*THE EXERCISE*
From the entries that follow, extract each line holding the string "зубцами".
--- start of SUPPLIED MATERIAL ---
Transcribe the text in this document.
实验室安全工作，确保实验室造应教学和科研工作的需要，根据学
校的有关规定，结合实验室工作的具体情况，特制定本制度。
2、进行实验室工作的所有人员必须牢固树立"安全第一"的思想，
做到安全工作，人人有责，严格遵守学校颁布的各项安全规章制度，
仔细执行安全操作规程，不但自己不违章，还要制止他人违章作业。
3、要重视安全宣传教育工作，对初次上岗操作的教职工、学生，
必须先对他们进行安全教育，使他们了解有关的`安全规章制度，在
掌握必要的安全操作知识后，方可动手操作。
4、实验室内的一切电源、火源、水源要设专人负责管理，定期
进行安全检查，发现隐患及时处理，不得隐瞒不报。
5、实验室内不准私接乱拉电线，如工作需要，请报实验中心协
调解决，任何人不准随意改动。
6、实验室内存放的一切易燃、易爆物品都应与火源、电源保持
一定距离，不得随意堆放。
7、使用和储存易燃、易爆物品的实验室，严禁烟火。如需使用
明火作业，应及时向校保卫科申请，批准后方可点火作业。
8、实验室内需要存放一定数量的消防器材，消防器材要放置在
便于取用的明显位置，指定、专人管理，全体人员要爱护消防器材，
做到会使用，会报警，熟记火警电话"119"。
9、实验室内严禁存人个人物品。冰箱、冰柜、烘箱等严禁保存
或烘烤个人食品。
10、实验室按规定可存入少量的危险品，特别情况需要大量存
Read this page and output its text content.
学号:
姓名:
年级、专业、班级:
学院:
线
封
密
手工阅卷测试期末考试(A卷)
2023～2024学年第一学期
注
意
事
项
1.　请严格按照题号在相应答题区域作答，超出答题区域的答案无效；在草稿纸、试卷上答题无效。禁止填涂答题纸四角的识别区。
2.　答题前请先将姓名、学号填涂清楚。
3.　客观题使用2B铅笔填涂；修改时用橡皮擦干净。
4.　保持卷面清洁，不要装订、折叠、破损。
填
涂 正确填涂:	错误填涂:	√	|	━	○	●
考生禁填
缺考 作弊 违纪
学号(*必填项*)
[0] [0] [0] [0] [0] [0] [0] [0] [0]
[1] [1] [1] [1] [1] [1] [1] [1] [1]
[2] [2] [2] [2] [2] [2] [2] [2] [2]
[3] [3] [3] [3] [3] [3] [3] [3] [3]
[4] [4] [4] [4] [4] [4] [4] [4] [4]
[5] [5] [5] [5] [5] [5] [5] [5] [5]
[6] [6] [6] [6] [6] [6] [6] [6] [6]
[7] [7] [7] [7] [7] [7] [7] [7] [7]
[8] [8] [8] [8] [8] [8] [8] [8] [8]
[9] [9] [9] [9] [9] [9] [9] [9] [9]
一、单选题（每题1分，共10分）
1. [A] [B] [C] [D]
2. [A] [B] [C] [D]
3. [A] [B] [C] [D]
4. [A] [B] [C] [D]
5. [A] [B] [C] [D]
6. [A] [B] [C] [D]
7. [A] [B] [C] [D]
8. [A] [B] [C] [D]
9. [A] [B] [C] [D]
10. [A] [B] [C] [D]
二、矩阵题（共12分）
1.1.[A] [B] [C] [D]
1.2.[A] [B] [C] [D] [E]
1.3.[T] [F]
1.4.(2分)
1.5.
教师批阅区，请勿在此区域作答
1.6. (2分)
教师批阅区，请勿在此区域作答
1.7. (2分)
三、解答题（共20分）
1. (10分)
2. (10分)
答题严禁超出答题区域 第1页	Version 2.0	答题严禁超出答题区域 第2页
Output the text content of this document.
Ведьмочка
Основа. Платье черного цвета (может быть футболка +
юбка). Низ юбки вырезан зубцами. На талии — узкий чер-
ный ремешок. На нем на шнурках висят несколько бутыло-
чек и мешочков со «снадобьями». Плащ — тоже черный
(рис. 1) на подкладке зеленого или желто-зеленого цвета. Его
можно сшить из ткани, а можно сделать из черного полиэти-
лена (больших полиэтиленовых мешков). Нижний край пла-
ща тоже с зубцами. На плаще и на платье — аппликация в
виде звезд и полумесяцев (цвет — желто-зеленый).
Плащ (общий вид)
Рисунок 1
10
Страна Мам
--- end of SUPPLIED MATERIAL ---
*SOLUTION TO THIS PROBLEM*
юбка). Низ юбки вырезан зубцами. На талии — узкий чер-
ща тоже с зубцами. На плаще и на платье — аппликация в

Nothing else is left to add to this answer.